▶ [What you will do]:
**A.** In the Fedora Python forum thread, why does the author of the Python-based GUI application Veusz worry about dropping packages? Answer in one to three sentences.
**B.** According to the Fedora Python forum thread, why are most Python packages added in Debian?

▶ [Document section]:

————

This change makes a lot of sense, and I expect that it will be pretty uncontroversial. Also, it's neat that Fedora supplies multiple versions of Python to use - on other OSes, I frequently need to install deadsnakes or similar to test code with different versions of Python.

Depenencies

Posted Jul 16, 2025 17:40 UTC (Wed) by ballombe (subscriber, #9523) [Link]

I do not know Fedora, but in Debian the majority of python packages are added because they are dependencies of other packages or are required to build the documentation of other packages.

Could/Should dnf be modified to install python packages?

Posted Jul 16, 2025 17:53 UTC (Wed) by prarit (subscriber, #27126) [Link]

I know that glosses over the pip vs dnf distinction but it would give users 'one stop shopping' for package installs.

Better use of language

Posted Jul 16, 2025 18:14 UTC (Wed) by sionescu (subscriber, #59410) [Link] (1 responses)

I should like to make a plea to all journalists, to stop using "consume" and go back to the good old-fashioned "use".

Better use of language

Posted Jul 16, 2025 19:18 UTC (Wed) by antiphase (subscriber, #111993) [Link]

See also "leverage" and "utilize".

What about user apps that might depend on these in the future

Posted Jul 16, 2025 18:29 UTC (Wed) by jsanders (subscriber, #69784) [Link] (9 responses)

As an author of a Python-based GUI application used by users (Veusz), and a packager (for Fedora), I worry that dropping packages like these may be dropping future dependencies for new features added to my application.

————

▶ [Extracted information]:
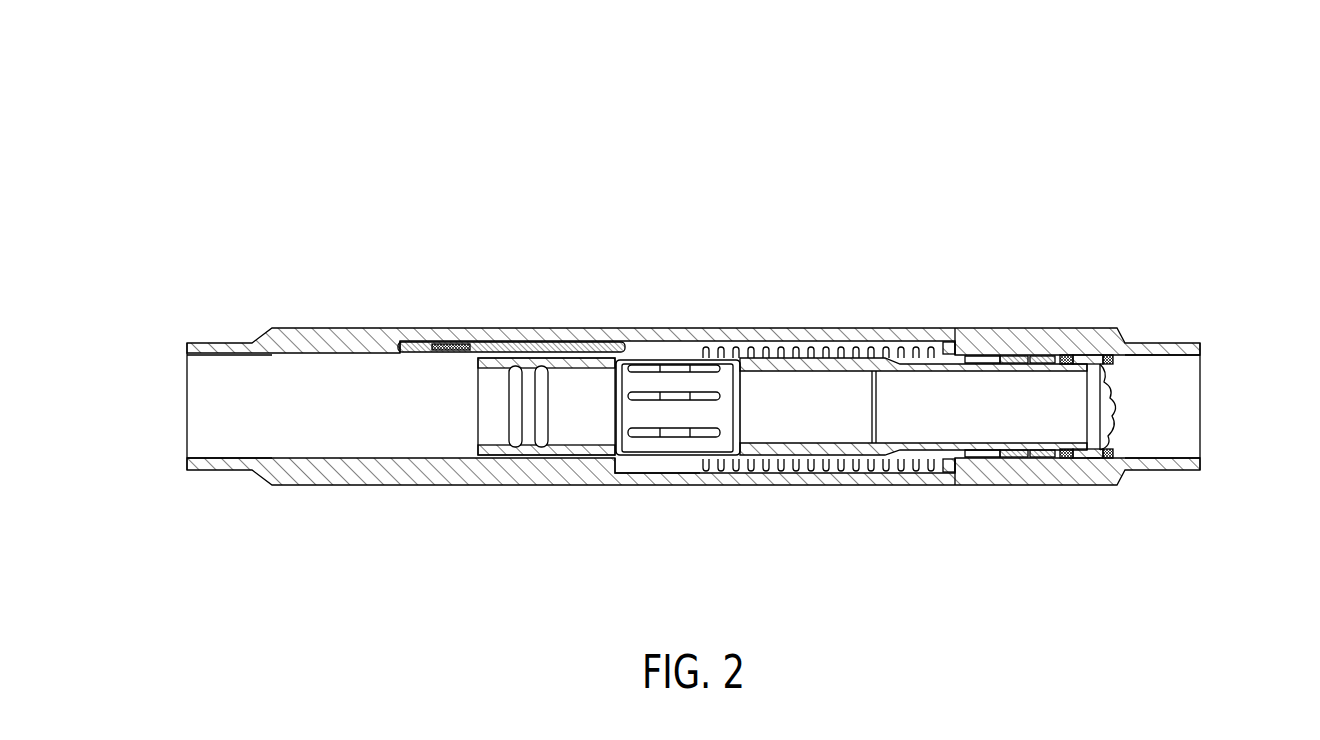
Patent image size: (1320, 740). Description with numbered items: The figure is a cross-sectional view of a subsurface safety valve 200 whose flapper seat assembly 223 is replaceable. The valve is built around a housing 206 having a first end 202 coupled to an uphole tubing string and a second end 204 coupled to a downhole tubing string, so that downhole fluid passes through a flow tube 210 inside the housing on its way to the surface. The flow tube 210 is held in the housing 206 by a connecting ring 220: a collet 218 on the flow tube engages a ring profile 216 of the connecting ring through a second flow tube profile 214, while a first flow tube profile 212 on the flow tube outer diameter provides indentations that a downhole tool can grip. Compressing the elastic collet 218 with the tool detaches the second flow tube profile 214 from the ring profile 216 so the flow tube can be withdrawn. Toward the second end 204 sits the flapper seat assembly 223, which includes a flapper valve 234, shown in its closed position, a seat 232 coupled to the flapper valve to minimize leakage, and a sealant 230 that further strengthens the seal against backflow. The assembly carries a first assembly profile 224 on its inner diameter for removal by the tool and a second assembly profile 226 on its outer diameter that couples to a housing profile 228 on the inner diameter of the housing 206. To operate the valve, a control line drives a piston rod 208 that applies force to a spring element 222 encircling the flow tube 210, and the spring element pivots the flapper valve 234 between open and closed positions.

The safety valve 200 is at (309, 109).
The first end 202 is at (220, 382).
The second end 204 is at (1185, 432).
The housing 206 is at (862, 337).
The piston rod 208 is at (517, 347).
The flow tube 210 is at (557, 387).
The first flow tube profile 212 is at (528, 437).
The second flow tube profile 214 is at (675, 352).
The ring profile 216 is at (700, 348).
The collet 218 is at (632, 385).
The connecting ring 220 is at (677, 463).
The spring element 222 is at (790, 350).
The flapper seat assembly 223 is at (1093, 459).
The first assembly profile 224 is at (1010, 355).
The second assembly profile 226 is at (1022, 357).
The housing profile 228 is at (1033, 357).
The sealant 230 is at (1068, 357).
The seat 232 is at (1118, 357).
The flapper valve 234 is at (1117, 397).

————

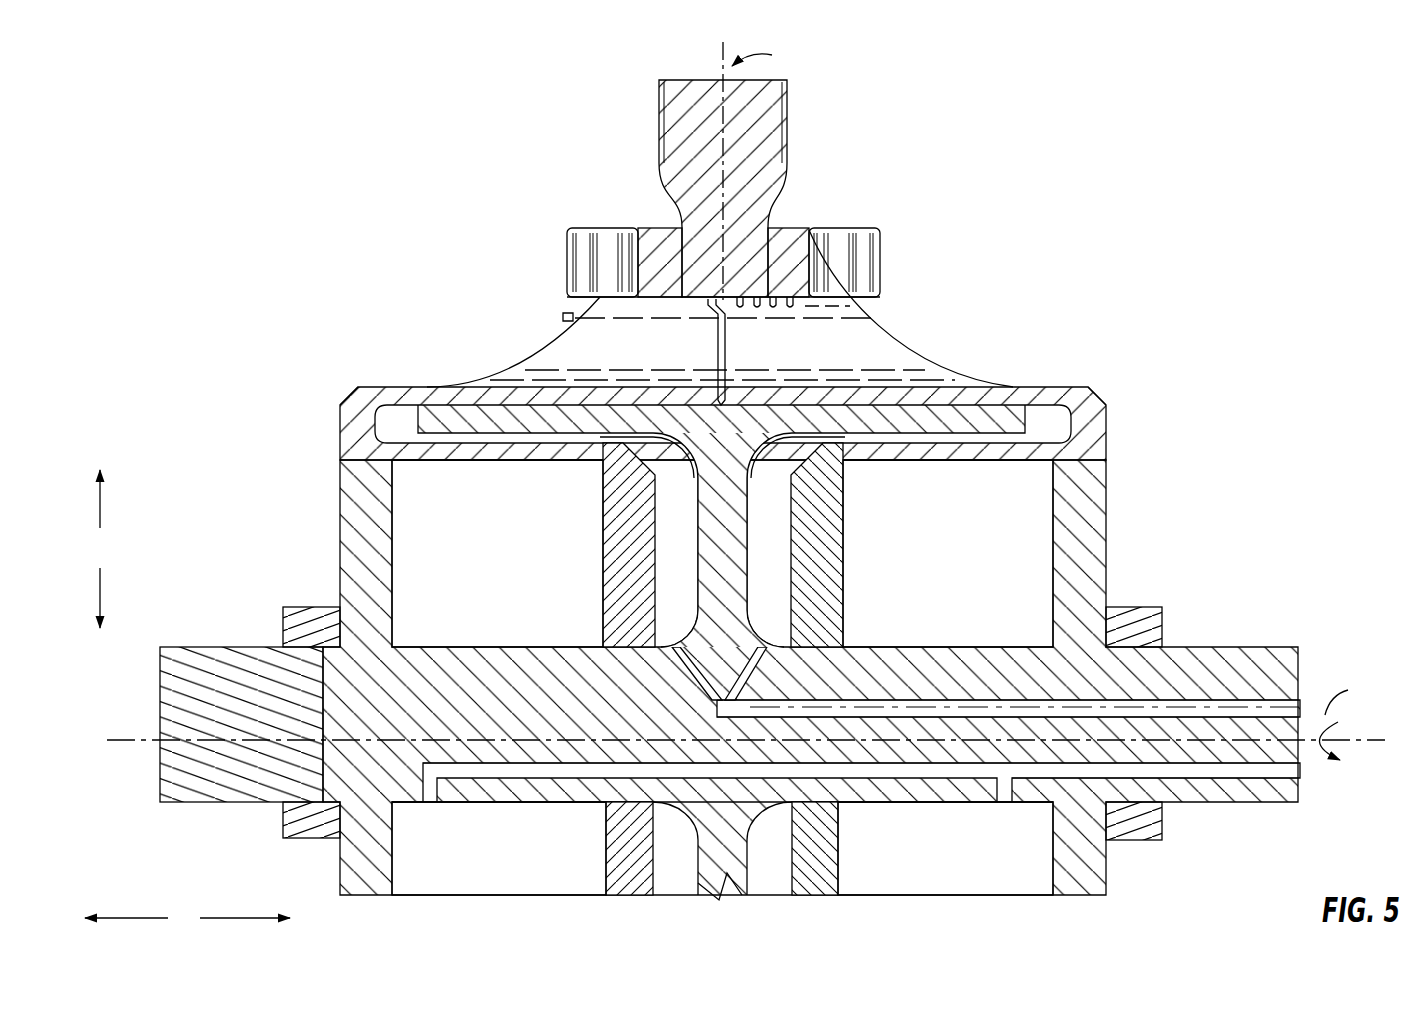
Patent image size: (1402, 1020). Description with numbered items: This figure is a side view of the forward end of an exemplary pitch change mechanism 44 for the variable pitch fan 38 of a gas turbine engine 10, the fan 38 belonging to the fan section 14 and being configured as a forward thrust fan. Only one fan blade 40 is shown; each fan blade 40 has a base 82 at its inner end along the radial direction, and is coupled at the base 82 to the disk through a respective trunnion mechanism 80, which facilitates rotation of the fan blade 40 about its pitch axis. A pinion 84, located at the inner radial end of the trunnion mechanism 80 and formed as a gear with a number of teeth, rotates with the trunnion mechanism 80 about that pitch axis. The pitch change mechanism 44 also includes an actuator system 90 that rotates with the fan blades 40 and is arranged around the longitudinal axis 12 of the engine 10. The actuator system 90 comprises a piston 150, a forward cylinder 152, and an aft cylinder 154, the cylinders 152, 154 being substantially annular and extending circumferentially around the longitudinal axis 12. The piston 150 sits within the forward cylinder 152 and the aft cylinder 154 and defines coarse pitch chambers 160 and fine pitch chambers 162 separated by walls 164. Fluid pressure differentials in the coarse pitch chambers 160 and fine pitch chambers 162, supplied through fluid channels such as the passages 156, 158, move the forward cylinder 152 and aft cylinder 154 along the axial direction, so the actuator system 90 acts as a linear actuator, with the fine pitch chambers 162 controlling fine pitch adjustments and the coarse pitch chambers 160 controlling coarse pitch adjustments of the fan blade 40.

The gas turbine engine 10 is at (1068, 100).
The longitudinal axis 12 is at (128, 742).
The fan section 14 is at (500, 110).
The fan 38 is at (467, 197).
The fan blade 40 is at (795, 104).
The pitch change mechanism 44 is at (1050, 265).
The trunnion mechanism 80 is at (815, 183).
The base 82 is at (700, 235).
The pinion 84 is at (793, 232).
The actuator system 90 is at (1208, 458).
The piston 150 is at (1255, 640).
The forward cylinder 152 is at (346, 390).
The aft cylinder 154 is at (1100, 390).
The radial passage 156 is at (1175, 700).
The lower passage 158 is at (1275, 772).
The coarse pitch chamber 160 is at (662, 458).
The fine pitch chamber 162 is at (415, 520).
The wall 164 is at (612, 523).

————

▶ [Exercise answers]:
**A.** He is both the author of Veusz and a Fedora packager. He worries that the packages being dropped may be ones his application will need as dependencies for new features added in the future.

**B.** They are added because they are dependencies of other packages or are required to build the documentation of other packages.